Word for word, quote all of the material, omitting the pictures.

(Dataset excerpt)
----------

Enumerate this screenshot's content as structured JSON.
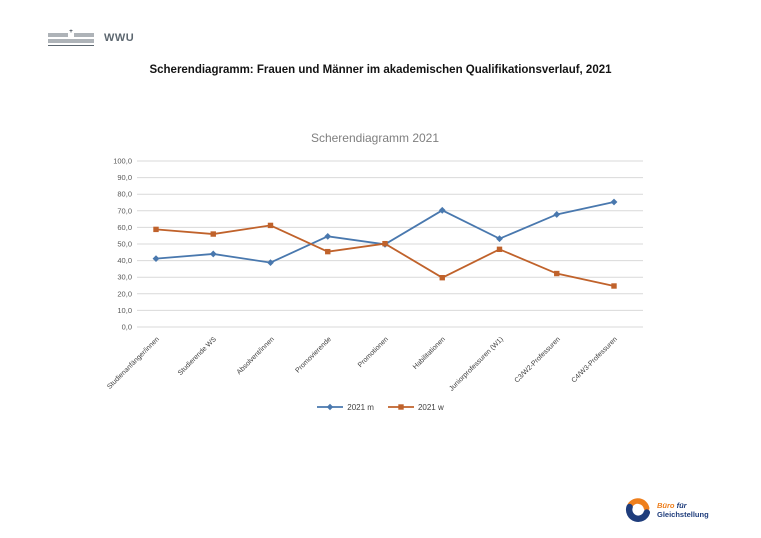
{
  "header": {
    "logo_text": "WWU"
  },
  "title": "Scherendiagramm: Frauen und Männer im akademischen Qualifikationsverlauf, 2021",
  "chart_data": {
    "type": "line",
    "title": "Scherendiagramm 2021",
    "categories": [
      "Studienanfänger/innen",
      "Studierende WS",
      "Absolvent/innen",
      "Promovierende",
      "Promotionen",
      "Habilitationen",
      "Juniorprofessuren (W1)",
      "C3/W2-Professuren",
      "C4/W3-Professuren"
    ],
    "series": [
      {
        "name": "2021 m",
        "color": "#4978ae",
        "marker": "diamond",
        "values": [
          41.2,
          44.0,
          38.8,
          54.6,
          49.8,
          70.3,
          53.2,
          67.8,
          75.3
        ]
      },
      {
        "name": "2021 w",
        "color": "#c0622b",
        "marker": "square",
        "values": [
          58.8,
          56.0,
          61.2,
          45.4,
          50.2,
          29.7,
          46.8,
          32.2,
          24.7
        ]
      }
    ],
    "ylim": [
      0,
      100
    ],
    "ytick_step": 10,
    "ytick_labels": [
      "0,0",
      "10,0",
      "20,0",
      "30,0",
      "40,0",
      "50,0",
      "60,0",
      "70,0",
      "80,0",
      "90,0",
      "100,0"
    ],
    "grid": true,
    "gridline_color": "#d9d9d9",
    "axis_text_color": "#595959",
    "legend_position": "bottom"
  },
  "footer_logo": {
    "word1": "Büro",
    "word2": "für",
    "line2": "Gleichstellung",
    "orange": "#ee7f1d",
    "navy": "#1f3d7c"
  }
}
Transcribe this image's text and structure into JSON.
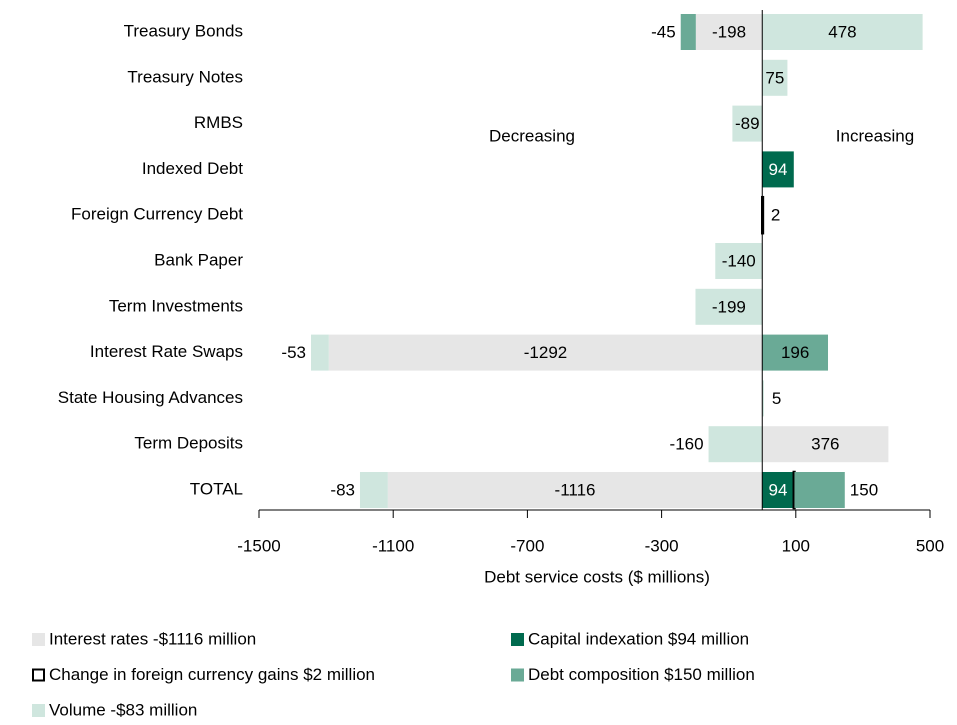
{
  "chart_data": {
    "type": "barh_stacked",
    "xlabel": "Debt service costs ($ millions)",
    "annotations": [
      "Decreasing",
      "Increasing"
    ],
    "categories": [
      "Treasury Bonds",
      "Treasury Notes",
      "RMBS",
      "Indexed Debt",
      "Foreign Currency Debt",
      "Bank Paper",
      "Term Investments",
      "Interest Rate Swaps",
      "State Housing Advances",
      "Term Deposits",
      "TOTAL"
    ],
    "series": [
      {
        "name": "Interest rates -$1116 million",
        "color": "#e6e6e6",
        "values": [
          -198,
          null,
          null,
          null,
          null,
          null,
          null,
          -1292,
          null,
          376,
          -1116
        ]
      },
      {
        "name": "Capital indexation $94 million",
        "color": "#006a4e",
        "values": [
          null,
          null,
          null,
          94,
          null,
          null,
          null,
          null,
          null,
          null,
          94
        ]
      },
      {
        "name": "Change in foreign currency gains $2 million",
        "color": "#ffffff",
        "edgecolor": "#000000",
        "values": [
          null,
          null,
          null,
          null,
          2,
          null,
          null,
          null,
          null,
          null,
          2
        ]
      },
      {
        "name": "Debt composition $150 million",
        "color": "#6aaa96",
        "values": [
          -45,
          null,
          null,
          null,
          null,
          null,
          null,
          196,
          null,
          null,
          150
        ]
      },
      {
        "name": "Volume -$83 million",
        "color": "#cfe6de",
        "values": [
          478,
          75,
          -89,
          null,
          null,
          -140,
          -199,
          -53,
          5,
          -160,
          -83
        ]
      }
    ],
    "xlim": [
      -1500,
      500
    ],
    "xticks": [
      -1500,
      -1100,
      -700,
      -300,
      100,
      500
    ]
  }
}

----------

RESPONSE TO THIS EXERCISE |
Enumerate this screenshot's content as structured JSON.
{
  "header": {
    "logo_text": "WWU"
  },
  "title": "Scherendiagramm: Frauen und Männer im akademischen Qualifikationsverlauf, 2021",
  "chart_data": {
    "type": "line",
    "title": "Scherendiagramm 2021",
    "categories": [
      "Studienanfänger/innen",
      "Studierende WS",
      "Absolvent/innen",
      "Promovierende",
      "Promotionen",
      "Habilitationen",
      "Juniorprofessuren (W1)",
      "C3/W2-Professuren",
      "C4/W3-Professuren"
    ],
    "series": [
      {
        "name": "2021 m",
        "color": "#4978ae",
        "marker": "diamond",
        "values": [
          41.2,
          44.0,
          38.8,
          54.6,
          49.8,
          70.3,
          53.2,
          67.8,
          75.3
        ]
      },
      {
        "name": "2021 w",
        "color": "#c0622b",
        "marker": "square",
        "values": [
          58.8,
          56.0,
          61.2,
          45.4,
          50.2,
          29.7,
          46.8,
          32.2,
          24.7
        ]
      }
    ],
    "ylim": [
      0,
      100
    ],
    "ytick_step": 10,
    "ytick_labels": [
      "0,0",
      "10,0",
      "20,0",
      "30,0",
      "40,0",
      "50,0",
      "60,0",
      "70,0",
      "80,0",
      "90,0",
      "100,0"
    ],
    "grid": true,
    "gridline_color": "#d9d9d9",
    "axis_text_color": "#595959",
    "legend_position": "bottom"
  },
  "footer_logo": {
    "word1": "Büro",
    "word2": "für",
    "line2": "Gleichstellung",
    "orange": "#ee7f1d",
    "navy": "#1f3d7c"
  }
}
Transcribe this image's text and structure into JSON.
{
  "chart_data": {
    "type": "barh_stacked",
    "xlabel": "Debt service costs ($ millions)",
    "annotations": [
      "Decreasing",
      "Increasing"
    ],
    "categories": [
      "Treasury Bonds",
      "Treasury Notes",
      "RMBS",
      "Indexed Debt",
      "Foreign Currency Debt",
      "Bank Paper",
      "Term Investments",
      "Interest Rate Swaps",
      "State Housing Advances",
      "Term Deposits",
      "TOTAL"
    ],
    "series": [
      {
        "name": "Interest rates -$1116 million",
        "color": "#e6e6e6",
        "values": [
          -198,
          null,
          null,
          null,
          null,
          null,
          null,
          -1292,
          null,
          376,
          -1116
        ]
      },
      {
        "name": "Capital indexation $94 million",
        "color": "#006a4e",
        "values": [
          null,
          null,
          null,
          94,
          null,
          null,
          null,
          null,
          null,
          null,
          94
        ]
      },
      {
        "name": "Change in foreign currency gains $2 million",
        "color": "#ffffff",
        "edgecolor": "#000000",
        "values": [
          null,
          null,
          null,
          null,
          2,
          null,
          null,
          null,
          null,
          null,
          2
        ]
      },
      {
        "name": "Debt composition $150 million",
        "color": "#6aaa96",
        "values": [
          -45,
          null,
          null,
          null,
          null,
          null,
          null,
          196,
          null,
          null,
          150
        ]
      },
      {
        "name": "Volume -$83 million",
        "color": "#cfe6de",
        "values": [
          478,
          75,
          -89,
          null,
          null,
          -140,
          -199,
          -53,
          5,
          -160,
          -83
        ]
      }
    ],
    "xlim": [
      -1500,
      500
    ],
    "xticks": [
      -1500,
      -1100,
      -700,
      -300,
      100,
      500
    ]
  }
}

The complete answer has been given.